→ PROMPT
Gather each line of the records where "JSON" appears.

— start of DATA EXCERPTS —

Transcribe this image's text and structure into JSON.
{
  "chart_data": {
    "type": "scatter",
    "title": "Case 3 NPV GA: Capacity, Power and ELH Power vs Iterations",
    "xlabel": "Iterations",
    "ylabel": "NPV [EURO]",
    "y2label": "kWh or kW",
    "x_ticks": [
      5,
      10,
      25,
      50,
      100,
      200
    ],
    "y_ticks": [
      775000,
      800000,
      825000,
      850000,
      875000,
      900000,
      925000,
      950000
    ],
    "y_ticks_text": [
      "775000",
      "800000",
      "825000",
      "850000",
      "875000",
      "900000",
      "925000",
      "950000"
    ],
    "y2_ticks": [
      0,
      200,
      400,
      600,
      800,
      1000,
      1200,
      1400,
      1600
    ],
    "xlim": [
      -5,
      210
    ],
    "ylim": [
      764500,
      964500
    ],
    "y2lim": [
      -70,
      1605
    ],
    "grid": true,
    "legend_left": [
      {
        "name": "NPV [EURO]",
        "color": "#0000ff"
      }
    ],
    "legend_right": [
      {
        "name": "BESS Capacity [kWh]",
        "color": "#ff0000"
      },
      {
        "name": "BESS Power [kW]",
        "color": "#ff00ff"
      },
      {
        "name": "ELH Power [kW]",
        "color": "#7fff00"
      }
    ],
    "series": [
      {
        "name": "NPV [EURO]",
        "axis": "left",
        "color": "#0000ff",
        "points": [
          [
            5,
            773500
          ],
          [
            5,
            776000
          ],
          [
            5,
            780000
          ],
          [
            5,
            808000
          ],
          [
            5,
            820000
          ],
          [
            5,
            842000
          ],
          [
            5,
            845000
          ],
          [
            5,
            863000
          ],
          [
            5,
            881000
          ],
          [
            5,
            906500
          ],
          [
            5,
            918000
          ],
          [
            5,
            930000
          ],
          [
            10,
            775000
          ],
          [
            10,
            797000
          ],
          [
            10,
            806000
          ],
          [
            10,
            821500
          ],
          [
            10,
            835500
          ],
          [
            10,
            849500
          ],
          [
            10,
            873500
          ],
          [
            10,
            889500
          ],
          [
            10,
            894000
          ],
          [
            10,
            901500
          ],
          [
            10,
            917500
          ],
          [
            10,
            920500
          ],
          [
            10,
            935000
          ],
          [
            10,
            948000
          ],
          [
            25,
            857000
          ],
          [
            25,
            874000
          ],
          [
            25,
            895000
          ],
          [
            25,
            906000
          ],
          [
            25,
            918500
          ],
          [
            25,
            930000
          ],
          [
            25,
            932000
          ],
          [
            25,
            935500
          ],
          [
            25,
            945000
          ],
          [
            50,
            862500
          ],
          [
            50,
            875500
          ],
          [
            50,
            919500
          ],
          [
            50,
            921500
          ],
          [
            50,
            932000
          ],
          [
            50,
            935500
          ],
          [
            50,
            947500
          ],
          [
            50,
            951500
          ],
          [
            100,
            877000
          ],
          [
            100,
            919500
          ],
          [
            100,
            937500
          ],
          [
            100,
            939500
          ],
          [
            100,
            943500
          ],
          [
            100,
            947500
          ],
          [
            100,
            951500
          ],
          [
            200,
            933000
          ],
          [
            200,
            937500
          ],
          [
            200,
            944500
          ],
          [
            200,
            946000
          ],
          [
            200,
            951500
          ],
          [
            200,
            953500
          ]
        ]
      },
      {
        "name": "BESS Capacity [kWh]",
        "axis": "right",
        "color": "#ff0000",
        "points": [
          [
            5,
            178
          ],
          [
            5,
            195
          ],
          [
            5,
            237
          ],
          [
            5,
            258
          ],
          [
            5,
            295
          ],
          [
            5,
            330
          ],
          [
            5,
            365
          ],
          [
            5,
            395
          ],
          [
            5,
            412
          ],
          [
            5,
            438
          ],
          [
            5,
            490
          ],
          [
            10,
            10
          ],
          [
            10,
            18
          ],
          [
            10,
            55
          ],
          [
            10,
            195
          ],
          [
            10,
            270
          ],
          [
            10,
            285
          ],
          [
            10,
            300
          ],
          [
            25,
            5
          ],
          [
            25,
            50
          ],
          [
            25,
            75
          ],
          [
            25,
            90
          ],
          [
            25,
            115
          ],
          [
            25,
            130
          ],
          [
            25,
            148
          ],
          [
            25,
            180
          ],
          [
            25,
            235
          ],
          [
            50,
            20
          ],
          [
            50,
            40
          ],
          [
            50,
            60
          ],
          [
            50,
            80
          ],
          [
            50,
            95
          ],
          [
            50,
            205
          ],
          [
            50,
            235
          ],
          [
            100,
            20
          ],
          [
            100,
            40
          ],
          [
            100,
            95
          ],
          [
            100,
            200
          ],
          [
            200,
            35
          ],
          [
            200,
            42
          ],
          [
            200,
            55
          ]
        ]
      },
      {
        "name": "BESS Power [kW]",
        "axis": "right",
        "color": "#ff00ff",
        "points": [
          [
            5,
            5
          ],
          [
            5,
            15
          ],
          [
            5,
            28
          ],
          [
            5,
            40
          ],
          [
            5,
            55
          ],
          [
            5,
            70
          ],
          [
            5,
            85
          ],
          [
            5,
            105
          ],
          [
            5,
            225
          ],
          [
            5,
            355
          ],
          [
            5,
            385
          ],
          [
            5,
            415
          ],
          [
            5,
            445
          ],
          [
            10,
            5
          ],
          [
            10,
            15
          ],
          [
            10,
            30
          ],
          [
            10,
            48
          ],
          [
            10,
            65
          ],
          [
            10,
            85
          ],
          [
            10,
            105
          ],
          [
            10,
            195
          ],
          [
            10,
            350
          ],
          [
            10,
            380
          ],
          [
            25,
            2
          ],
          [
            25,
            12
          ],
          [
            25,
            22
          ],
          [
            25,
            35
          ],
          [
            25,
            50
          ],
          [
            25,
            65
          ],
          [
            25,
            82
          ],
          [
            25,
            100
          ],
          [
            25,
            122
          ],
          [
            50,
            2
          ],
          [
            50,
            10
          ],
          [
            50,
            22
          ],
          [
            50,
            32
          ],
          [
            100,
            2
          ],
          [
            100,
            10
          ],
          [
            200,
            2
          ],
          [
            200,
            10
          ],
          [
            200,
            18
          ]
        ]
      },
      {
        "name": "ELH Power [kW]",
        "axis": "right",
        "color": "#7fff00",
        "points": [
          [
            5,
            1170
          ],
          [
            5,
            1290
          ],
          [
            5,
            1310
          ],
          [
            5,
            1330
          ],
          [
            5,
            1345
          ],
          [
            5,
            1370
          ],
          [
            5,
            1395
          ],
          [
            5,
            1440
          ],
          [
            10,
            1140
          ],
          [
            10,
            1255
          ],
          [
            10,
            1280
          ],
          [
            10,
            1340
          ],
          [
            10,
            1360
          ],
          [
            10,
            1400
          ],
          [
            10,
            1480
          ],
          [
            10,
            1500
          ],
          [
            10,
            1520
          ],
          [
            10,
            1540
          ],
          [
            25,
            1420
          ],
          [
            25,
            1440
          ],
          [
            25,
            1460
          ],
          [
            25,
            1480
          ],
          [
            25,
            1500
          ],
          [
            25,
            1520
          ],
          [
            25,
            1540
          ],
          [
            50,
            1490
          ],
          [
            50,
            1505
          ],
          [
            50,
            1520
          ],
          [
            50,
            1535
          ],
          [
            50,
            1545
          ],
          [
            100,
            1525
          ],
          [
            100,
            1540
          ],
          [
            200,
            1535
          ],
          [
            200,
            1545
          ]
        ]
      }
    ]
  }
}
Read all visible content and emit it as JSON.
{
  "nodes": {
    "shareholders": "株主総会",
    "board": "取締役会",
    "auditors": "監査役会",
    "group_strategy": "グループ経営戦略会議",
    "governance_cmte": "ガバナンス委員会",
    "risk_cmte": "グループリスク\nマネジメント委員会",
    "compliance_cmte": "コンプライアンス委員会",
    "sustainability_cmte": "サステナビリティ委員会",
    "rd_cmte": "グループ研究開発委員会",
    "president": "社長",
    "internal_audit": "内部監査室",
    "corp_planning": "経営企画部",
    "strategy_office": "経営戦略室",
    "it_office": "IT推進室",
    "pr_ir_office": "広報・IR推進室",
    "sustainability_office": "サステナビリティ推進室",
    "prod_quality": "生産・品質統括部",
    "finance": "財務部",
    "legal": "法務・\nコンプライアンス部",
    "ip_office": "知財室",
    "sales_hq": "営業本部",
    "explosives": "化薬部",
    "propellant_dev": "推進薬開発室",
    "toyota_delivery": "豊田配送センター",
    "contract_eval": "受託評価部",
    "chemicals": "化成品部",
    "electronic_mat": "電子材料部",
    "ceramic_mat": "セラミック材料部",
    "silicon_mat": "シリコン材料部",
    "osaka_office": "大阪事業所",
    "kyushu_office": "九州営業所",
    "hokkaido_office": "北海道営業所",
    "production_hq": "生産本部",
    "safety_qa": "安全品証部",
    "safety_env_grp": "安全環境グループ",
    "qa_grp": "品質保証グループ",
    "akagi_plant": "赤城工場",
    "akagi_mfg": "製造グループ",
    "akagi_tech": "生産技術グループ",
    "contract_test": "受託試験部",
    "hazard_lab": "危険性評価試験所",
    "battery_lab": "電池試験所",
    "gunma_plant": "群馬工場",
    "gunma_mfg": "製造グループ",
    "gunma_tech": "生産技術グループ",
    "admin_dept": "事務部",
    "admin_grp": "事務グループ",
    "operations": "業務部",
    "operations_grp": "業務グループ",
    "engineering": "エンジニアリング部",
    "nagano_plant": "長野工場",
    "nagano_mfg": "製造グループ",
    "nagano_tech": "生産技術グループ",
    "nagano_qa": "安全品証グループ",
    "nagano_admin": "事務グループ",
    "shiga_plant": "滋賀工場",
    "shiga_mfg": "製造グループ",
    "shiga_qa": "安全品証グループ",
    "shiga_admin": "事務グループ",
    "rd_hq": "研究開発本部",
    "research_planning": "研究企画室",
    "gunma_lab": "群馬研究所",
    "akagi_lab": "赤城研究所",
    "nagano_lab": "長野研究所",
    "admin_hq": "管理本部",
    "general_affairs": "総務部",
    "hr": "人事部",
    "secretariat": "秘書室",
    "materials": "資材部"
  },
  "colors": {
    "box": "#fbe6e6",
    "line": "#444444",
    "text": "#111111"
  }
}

— end of DATA EXCERPTS —

→ RESPONSE TO THE TASK
Transcribe this image's text and structure into JSON.
Read all visible content and emit it as JSON.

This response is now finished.